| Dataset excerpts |
◇ ◇ ◇ ◇ ◇ ◇ ◇

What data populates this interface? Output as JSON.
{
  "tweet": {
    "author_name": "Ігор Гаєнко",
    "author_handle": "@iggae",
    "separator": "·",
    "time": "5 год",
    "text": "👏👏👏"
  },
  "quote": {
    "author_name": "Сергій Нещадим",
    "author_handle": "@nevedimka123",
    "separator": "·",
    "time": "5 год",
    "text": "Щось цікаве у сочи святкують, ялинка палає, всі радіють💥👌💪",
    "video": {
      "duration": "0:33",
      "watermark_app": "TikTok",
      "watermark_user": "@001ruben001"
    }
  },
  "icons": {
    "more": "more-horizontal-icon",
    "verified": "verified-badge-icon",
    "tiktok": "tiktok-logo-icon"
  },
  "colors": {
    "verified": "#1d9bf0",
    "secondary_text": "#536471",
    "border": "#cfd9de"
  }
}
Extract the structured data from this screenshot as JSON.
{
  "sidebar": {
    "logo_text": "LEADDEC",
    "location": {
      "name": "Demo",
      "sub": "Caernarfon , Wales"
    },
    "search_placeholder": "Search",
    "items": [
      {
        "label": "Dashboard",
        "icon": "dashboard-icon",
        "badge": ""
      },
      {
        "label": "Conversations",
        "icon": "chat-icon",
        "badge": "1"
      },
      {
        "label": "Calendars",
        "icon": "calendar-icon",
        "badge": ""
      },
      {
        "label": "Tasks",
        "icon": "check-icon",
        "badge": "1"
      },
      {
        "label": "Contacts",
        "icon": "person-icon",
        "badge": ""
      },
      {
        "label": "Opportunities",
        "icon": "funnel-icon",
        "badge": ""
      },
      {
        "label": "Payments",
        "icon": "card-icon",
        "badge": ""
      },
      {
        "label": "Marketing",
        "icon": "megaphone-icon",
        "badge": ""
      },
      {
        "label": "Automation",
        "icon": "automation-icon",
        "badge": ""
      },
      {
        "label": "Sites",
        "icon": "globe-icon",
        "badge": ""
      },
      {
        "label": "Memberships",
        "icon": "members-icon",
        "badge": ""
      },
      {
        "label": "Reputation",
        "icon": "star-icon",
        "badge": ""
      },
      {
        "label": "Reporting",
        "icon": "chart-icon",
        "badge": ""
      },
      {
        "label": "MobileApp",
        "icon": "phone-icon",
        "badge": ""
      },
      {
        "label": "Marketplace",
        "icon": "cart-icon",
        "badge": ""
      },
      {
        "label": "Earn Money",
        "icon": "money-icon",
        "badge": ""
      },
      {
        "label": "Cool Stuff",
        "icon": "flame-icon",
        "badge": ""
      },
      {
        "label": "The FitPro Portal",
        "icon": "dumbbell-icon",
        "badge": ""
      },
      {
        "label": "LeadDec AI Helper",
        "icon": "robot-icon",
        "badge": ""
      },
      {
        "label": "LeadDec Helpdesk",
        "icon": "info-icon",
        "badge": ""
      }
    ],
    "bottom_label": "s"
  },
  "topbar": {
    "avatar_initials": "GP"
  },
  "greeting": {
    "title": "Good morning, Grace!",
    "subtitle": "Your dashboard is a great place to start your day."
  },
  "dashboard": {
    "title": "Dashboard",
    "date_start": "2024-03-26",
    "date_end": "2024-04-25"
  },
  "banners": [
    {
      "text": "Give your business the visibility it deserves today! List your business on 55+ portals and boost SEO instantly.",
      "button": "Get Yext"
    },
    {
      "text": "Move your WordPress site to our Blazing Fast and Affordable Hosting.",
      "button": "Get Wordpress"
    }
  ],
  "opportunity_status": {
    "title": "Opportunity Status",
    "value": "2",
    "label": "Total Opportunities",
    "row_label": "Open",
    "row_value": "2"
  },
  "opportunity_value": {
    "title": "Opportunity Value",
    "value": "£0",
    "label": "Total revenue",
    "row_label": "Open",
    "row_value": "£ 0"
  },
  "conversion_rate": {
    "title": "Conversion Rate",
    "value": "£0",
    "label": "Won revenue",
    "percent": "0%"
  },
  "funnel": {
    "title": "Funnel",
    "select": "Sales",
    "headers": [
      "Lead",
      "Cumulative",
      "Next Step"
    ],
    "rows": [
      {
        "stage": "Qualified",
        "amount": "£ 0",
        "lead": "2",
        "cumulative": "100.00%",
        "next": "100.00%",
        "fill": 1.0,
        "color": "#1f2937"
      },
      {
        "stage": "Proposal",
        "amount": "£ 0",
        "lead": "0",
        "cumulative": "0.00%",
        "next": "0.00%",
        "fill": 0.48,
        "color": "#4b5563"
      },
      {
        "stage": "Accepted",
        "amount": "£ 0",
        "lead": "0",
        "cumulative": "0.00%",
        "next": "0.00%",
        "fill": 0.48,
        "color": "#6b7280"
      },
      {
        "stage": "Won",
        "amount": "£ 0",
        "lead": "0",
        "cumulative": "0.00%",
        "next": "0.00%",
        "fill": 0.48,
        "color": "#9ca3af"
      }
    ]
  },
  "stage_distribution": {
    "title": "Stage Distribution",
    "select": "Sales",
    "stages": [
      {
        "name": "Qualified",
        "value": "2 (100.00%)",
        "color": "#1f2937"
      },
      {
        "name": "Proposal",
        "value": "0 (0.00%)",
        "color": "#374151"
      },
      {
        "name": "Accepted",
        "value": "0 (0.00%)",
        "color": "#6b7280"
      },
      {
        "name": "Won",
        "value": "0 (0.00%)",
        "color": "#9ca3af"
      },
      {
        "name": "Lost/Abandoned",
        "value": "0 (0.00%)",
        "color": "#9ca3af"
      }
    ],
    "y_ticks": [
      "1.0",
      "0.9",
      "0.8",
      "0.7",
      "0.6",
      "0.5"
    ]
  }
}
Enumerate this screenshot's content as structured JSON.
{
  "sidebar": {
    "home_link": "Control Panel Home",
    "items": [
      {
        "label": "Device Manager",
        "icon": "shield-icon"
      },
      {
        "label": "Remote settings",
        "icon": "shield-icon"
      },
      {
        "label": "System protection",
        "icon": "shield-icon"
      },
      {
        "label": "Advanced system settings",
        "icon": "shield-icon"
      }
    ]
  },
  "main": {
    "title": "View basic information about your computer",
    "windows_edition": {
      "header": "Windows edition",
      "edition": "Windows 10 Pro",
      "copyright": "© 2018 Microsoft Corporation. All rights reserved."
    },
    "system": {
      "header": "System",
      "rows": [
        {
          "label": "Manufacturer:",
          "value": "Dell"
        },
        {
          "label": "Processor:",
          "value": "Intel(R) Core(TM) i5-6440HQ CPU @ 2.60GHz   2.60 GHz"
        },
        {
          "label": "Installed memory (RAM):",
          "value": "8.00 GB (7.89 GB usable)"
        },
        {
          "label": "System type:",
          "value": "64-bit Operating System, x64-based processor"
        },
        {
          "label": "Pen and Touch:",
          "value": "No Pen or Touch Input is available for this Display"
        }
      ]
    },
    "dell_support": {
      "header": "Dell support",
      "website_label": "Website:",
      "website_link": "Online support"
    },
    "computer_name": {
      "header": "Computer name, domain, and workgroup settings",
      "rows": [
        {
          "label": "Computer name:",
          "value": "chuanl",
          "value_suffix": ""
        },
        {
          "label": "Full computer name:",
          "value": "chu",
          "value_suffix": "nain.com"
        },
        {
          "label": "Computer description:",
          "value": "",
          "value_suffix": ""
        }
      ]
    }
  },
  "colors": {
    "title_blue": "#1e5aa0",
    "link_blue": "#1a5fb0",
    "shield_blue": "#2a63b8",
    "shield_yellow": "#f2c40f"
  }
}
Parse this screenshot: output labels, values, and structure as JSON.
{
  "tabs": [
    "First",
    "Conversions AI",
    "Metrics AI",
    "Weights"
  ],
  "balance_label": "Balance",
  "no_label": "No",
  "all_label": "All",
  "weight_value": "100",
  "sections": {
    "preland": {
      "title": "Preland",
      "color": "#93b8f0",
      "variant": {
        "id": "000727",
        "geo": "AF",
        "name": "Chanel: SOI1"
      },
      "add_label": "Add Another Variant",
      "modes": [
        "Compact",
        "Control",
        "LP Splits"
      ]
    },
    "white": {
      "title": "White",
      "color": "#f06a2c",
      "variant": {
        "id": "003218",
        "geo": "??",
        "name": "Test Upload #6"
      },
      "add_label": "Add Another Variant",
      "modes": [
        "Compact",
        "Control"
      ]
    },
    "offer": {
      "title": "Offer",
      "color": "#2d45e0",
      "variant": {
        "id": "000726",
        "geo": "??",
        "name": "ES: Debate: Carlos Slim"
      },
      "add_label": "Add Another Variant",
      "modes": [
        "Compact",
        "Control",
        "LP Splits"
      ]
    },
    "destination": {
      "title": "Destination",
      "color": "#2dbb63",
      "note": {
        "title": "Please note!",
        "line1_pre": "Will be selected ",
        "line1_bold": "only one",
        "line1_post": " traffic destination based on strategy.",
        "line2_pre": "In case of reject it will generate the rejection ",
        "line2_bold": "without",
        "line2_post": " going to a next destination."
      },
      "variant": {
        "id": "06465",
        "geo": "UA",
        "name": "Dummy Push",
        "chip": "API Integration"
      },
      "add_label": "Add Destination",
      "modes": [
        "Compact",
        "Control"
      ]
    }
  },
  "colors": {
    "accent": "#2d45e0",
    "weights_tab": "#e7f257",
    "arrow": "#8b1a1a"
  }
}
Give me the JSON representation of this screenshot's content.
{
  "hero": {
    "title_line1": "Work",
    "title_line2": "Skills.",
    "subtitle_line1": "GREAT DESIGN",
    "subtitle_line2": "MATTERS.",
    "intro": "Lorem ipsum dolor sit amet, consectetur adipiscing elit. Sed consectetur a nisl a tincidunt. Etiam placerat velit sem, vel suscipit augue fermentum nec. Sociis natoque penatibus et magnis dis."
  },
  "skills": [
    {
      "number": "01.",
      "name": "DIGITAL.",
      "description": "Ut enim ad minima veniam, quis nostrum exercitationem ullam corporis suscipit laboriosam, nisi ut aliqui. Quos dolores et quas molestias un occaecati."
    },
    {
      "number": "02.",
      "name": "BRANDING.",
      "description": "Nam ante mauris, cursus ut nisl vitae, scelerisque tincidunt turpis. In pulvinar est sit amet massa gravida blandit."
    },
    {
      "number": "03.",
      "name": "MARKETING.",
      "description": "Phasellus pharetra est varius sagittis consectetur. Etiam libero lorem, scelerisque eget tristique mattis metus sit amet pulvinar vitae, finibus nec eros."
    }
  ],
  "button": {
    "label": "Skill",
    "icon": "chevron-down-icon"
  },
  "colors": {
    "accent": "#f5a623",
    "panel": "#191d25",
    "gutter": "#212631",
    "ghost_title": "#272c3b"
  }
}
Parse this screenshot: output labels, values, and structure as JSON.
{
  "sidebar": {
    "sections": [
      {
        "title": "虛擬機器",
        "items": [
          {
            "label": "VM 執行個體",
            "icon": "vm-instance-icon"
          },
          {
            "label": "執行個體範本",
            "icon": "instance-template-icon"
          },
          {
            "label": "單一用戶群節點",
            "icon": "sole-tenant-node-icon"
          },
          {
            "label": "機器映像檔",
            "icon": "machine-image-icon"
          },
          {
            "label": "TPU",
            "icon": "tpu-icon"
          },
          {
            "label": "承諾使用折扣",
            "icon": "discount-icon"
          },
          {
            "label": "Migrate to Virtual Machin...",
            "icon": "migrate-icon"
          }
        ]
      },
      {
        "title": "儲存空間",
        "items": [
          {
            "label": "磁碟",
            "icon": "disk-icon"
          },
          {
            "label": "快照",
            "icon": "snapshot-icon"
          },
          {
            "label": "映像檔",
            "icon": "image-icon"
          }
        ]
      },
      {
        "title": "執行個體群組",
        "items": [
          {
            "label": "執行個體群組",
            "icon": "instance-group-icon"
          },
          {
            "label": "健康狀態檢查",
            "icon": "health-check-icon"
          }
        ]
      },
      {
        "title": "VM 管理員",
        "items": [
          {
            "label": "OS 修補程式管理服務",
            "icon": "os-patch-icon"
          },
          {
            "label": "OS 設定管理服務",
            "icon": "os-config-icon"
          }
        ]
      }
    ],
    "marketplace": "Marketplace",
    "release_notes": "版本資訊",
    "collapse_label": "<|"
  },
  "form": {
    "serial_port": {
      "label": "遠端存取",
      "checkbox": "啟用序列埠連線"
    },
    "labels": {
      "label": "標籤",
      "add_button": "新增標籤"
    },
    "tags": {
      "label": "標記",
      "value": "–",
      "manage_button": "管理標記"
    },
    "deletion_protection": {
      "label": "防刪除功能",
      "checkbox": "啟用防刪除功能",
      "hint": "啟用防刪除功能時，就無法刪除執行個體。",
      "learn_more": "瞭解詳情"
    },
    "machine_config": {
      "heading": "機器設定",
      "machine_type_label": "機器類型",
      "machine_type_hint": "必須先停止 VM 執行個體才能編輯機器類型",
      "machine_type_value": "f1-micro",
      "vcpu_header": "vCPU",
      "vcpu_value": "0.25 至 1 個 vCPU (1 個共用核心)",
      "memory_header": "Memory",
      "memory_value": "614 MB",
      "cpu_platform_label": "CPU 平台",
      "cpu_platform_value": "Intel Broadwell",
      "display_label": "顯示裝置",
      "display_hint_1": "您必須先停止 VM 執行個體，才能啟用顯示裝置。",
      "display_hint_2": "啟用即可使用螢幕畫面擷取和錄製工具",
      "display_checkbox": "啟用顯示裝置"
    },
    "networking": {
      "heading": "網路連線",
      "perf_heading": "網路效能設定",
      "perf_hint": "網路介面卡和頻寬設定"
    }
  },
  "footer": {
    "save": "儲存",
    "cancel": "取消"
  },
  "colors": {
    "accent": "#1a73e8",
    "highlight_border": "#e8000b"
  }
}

◇ ◇ ◇ ◇ ◇ ◇ ◇

| WHAT IS ASKED |
What is the number of lines that hold the string "this"? Give it alone.

| THE ANSWER |
7